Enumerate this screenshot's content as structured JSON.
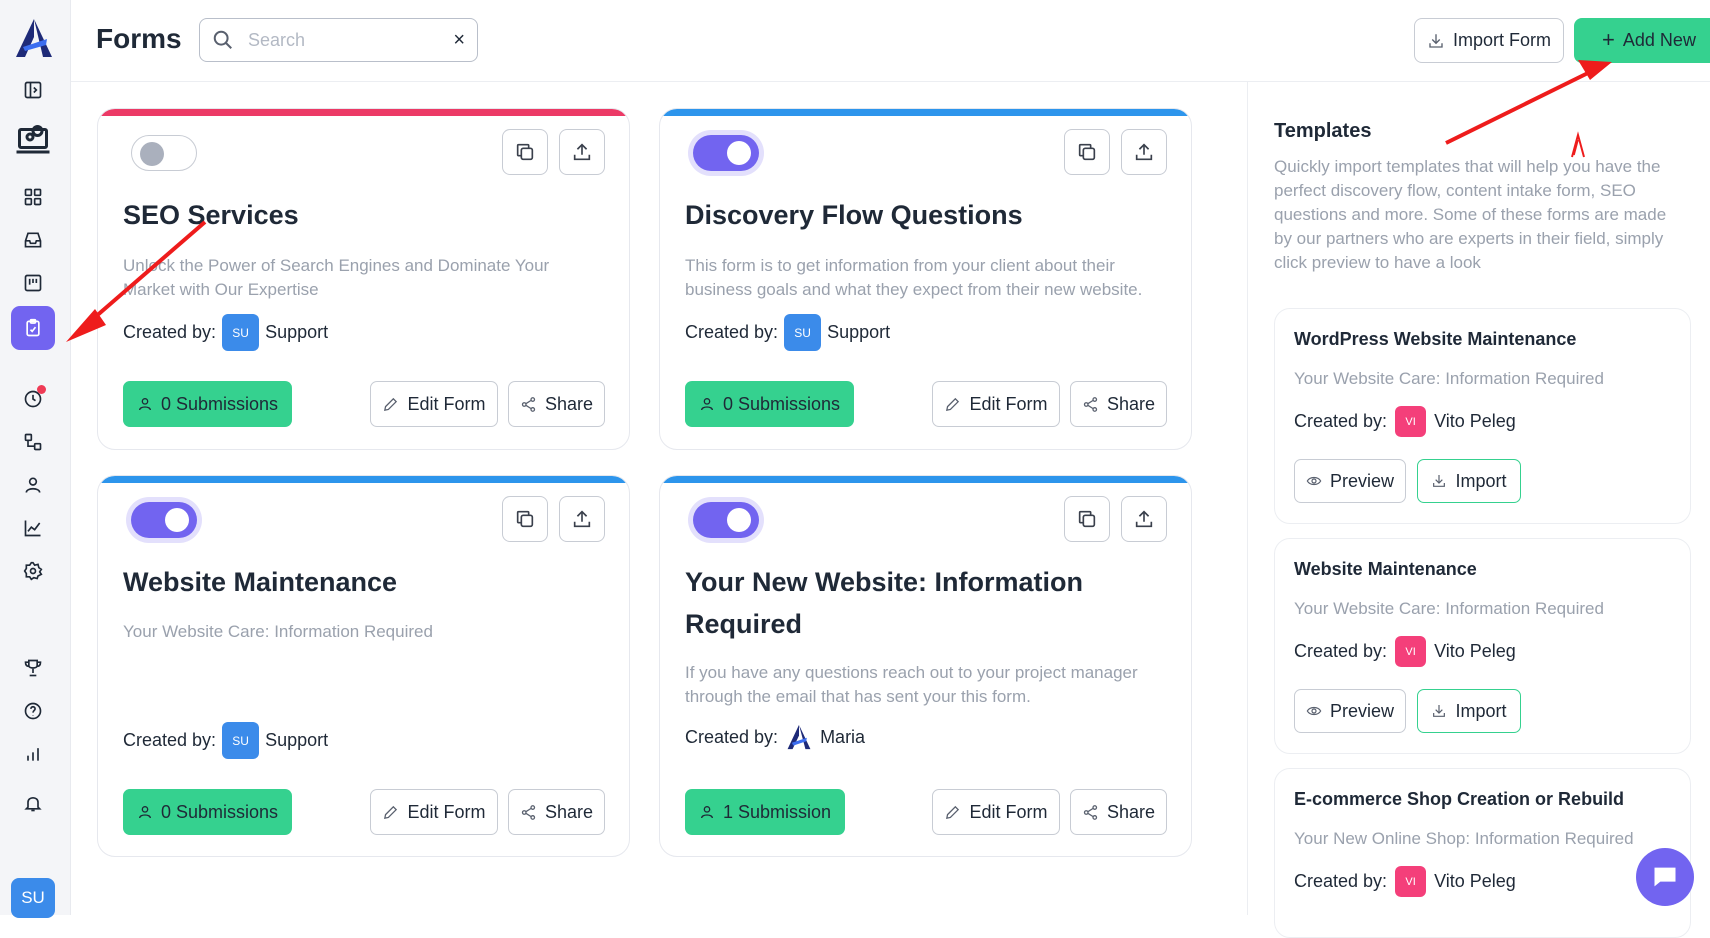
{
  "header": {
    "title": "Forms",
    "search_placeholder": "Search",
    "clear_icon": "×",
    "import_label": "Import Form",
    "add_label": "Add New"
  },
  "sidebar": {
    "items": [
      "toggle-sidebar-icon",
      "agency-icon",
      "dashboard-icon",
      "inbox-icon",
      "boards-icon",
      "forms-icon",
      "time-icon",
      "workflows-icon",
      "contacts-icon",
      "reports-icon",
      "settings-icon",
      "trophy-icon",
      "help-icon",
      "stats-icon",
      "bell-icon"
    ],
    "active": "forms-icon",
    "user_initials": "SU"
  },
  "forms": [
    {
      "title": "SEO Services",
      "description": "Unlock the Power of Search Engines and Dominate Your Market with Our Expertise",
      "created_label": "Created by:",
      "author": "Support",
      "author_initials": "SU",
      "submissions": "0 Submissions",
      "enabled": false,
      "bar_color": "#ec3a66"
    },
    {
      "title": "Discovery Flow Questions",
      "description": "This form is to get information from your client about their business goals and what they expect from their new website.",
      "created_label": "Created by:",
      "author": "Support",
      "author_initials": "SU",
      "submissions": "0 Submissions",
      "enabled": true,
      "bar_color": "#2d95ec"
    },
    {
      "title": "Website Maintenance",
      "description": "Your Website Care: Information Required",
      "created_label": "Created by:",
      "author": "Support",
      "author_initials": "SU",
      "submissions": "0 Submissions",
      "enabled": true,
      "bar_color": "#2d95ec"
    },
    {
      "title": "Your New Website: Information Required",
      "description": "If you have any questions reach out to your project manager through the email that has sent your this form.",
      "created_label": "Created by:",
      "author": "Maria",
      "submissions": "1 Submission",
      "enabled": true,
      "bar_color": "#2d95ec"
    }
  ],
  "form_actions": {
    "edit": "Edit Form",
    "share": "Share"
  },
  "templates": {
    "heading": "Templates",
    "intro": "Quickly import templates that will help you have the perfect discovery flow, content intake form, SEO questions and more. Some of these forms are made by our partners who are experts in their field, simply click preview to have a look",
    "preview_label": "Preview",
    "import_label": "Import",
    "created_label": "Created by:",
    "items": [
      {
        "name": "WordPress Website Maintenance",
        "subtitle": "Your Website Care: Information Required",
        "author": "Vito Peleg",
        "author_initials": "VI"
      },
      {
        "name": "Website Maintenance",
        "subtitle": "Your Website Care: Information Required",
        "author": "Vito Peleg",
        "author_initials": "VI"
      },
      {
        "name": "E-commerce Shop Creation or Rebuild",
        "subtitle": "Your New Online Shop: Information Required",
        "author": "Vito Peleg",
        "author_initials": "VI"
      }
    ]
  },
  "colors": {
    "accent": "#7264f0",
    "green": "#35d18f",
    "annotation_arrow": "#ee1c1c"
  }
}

* * *

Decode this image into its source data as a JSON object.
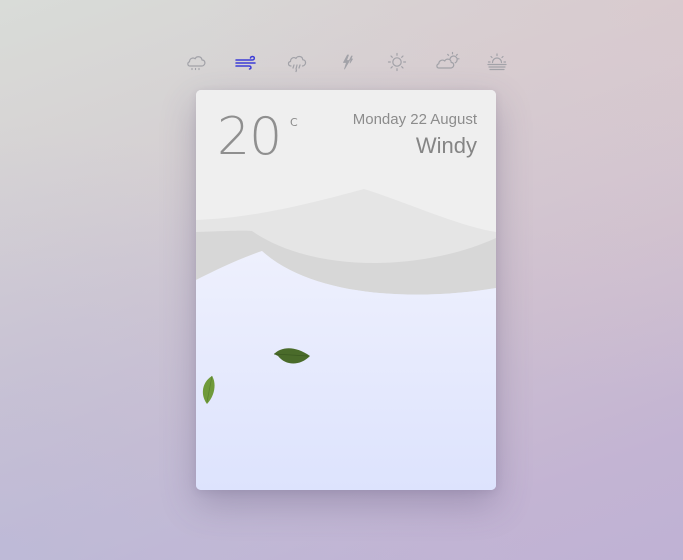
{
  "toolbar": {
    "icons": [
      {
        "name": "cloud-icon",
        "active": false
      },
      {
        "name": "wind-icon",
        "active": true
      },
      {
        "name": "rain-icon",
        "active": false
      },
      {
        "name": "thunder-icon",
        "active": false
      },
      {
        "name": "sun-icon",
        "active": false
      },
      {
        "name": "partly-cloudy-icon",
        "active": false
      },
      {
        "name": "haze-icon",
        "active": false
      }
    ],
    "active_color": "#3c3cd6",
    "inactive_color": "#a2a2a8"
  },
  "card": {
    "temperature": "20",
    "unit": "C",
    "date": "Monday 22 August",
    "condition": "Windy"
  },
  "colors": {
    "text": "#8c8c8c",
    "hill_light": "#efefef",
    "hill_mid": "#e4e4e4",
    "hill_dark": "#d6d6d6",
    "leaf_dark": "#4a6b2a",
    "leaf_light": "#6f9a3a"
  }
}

• **What to produce**: Each line above that includes "Required" should be shown.

• **Answer below**:
      "description": "Your Website Care: Information Required",
      "title": "Your New Website: Information Required",
        "subtitle": "Your Website Care: Information Required",
        "subtitle": "Your Website Care: Information Required",
        "subtitle": "Your New Online Shop: Information Required",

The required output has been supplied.